▶ THE EXERCISE
Select every line holding the word "color" and copy it.

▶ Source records
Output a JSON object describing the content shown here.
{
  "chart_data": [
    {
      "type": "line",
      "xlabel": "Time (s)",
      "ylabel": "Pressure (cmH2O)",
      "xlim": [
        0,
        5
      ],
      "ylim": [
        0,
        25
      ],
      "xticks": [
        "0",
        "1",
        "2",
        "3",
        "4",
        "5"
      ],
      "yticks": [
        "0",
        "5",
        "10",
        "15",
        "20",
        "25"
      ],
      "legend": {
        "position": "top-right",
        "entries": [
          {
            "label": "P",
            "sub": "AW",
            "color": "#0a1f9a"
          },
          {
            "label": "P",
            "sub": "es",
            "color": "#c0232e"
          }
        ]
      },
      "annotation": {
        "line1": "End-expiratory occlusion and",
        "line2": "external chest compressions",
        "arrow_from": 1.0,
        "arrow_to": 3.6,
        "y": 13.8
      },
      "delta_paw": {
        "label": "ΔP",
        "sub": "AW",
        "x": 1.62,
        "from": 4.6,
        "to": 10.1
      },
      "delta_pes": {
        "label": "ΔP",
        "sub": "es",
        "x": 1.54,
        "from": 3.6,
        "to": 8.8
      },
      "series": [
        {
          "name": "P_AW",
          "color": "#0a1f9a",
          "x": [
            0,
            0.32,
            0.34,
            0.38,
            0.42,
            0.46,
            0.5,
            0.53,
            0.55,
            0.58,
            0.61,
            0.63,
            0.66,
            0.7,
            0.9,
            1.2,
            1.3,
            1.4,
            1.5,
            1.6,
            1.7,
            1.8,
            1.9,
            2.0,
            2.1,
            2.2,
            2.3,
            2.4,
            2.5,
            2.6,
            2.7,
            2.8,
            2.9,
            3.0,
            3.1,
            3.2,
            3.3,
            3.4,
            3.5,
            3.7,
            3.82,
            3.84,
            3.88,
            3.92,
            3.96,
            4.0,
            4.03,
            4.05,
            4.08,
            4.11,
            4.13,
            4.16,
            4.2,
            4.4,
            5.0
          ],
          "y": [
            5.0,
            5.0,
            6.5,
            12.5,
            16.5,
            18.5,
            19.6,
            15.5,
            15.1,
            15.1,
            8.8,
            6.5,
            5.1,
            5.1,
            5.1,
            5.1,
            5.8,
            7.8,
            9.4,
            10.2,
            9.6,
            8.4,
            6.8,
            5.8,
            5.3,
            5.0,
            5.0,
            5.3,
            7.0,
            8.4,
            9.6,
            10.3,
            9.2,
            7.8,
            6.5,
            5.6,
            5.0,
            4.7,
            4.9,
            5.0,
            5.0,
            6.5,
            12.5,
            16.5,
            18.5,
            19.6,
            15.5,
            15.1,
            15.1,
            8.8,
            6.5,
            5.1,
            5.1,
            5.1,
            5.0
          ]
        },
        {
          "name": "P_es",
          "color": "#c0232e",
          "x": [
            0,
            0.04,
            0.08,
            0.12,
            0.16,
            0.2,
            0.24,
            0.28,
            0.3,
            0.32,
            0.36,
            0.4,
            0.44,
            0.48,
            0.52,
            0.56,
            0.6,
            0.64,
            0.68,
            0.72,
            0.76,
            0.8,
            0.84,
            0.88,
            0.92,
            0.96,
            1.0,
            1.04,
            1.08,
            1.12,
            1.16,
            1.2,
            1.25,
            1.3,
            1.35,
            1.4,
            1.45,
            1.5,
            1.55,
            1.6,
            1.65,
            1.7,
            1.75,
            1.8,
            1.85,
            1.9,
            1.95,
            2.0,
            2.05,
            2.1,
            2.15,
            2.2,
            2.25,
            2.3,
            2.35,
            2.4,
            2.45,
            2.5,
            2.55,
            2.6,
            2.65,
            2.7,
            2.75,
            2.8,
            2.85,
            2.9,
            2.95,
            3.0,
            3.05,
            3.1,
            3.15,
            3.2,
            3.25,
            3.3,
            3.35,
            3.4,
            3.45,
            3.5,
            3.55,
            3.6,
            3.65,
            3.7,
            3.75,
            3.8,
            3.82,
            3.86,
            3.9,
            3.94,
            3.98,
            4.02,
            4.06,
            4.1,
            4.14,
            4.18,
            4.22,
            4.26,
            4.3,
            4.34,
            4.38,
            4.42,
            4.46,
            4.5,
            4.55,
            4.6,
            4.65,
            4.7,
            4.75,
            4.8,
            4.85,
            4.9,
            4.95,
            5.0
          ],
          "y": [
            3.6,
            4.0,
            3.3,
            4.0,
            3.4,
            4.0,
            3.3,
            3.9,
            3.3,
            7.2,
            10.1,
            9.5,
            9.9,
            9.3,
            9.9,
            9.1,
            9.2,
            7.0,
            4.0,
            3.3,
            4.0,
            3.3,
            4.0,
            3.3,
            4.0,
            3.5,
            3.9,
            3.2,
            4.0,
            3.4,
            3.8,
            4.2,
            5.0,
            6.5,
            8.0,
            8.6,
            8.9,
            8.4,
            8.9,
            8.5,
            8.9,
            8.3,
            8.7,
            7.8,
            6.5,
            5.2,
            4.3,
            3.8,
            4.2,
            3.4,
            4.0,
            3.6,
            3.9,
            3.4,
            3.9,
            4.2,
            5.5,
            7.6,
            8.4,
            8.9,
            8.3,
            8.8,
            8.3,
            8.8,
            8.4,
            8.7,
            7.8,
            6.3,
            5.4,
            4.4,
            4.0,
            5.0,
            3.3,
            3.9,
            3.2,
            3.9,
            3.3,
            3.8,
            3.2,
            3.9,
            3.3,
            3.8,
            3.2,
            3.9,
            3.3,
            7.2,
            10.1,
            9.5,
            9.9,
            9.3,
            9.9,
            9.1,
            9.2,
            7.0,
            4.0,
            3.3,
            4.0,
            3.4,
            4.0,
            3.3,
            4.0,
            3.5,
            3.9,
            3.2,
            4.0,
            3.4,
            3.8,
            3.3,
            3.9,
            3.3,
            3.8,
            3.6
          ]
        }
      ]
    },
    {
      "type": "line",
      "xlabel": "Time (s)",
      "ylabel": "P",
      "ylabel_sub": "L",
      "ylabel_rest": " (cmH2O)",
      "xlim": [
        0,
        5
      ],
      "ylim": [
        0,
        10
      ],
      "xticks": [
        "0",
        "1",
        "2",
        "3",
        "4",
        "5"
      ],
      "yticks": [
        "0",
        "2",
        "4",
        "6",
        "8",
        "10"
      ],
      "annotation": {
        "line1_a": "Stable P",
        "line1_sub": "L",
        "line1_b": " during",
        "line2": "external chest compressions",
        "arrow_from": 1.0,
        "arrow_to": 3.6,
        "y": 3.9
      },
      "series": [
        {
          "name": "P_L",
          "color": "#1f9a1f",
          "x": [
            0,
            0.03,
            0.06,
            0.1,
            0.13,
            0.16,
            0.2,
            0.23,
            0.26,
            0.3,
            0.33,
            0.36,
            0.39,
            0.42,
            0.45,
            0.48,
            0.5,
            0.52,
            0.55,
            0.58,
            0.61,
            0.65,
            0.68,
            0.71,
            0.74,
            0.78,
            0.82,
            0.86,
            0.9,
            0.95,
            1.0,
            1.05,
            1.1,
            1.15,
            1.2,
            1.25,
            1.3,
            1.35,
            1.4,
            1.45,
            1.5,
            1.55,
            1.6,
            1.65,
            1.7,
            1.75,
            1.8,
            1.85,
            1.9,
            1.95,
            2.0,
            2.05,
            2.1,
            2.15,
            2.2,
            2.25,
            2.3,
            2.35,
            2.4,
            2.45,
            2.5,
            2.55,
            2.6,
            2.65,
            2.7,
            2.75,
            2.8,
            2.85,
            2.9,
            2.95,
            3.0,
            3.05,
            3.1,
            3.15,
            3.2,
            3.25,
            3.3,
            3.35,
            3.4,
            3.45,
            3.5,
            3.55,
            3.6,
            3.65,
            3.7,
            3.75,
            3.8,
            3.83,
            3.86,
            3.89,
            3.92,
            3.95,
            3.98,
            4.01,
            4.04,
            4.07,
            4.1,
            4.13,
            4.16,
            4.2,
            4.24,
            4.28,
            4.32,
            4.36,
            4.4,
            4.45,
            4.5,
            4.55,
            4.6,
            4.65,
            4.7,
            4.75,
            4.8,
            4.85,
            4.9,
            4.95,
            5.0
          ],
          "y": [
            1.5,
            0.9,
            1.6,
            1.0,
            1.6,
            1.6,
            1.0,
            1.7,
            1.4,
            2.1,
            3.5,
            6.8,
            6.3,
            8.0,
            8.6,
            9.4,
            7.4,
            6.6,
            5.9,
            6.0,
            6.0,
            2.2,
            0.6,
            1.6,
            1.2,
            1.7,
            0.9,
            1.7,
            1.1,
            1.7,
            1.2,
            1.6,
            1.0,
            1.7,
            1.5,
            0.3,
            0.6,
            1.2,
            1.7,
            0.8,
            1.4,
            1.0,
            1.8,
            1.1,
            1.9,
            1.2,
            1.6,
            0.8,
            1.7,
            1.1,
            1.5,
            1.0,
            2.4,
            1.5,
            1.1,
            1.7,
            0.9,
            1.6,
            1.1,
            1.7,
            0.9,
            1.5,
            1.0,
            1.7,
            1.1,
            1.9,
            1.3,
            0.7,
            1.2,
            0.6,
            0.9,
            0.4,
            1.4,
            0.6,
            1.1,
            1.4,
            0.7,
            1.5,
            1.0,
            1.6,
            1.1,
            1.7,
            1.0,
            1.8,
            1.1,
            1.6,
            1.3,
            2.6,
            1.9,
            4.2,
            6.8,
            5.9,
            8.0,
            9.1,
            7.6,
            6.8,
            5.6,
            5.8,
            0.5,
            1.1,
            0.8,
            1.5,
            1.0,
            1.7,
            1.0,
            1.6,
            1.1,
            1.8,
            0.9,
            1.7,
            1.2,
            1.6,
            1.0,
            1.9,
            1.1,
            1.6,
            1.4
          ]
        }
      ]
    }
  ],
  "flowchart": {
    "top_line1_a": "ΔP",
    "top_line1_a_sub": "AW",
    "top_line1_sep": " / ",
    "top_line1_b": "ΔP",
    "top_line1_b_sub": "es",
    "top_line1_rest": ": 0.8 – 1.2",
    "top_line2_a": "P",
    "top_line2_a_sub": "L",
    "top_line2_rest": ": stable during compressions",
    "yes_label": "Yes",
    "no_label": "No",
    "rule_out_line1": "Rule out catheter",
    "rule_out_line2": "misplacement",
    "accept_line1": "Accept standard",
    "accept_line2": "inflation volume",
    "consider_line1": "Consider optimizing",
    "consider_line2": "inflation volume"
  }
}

▶ WRITTEN ANSWER
            "color": "#0a1f9a"
            "color": "#c0232e"
          "color": "#0a1f9a",
          "color": "#c0232e",
          "color": "#1f9a1f",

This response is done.